* start STORED DATA *
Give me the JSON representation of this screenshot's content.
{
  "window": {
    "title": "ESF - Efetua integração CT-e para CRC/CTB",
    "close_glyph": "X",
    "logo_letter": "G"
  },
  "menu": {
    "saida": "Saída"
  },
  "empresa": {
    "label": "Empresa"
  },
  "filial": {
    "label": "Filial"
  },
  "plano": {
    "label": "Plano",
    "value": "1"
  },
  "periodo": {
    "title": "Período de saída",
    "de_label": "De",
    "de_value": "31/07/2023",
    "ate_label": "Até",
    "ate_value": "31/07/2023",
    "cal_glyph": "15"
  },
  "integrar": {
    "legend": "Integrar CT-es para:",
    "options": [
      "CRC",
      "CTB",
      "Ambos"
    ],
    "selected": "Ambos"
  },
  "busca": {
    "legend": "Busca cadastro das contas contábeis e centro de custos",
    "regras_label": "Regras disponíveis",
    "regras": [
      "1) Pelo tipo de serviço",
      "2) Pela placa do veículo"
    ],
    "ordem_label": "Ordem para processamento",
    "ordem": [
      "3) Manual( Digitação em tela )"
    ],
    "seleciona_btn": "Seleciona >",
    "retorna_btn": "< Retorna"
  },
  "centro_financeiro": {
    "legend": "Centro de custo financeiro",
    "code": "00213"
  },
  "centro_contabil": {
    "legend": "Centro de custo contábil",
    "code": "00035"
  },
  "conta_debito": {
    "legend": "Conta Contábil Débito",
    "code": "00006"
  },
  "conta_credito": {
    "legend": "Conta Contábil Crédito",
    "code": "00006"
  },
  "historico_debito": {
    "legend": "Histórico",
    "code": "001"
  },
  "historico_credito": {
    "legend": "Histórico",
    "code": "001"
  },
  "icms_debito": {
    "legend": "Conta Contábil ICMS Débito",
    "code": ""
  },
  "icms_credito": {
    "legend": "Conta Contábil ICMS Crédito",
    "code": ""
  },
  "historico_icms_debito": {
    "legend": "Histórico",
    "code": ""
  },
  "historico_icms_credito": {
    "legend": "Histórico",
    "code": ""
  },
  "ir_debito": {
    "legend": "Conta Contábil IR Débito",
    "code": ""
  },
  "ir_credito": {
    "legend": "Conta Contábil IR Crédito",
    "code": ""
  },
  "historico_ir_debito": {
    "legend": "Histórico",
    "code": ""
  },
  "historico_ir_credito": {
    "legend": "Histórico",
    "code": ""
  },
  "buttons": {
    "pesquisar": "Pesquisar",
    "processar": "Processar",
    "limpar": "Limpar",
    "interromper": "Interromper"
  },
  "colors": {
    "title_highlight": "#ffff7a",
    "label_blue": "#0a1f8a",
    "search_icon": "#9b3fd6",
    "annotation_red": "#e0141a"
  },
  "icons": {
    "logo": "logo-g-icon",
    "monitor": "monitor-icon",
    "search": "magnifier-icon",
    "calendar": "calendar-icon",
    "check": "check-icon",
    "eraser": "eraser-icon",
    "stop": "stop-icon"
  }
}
* end STORED DATA *
EXERCISE INSTRUCTIONS >>
Where a line of the data holds "Débito", show that line.

WRITTEN RESPONSE >>
    "legend": "Conta Contábil Débito",
    "legend": "Conta Contábil ICMS Débito",
    "legend": "Conta Contábil IR Débito",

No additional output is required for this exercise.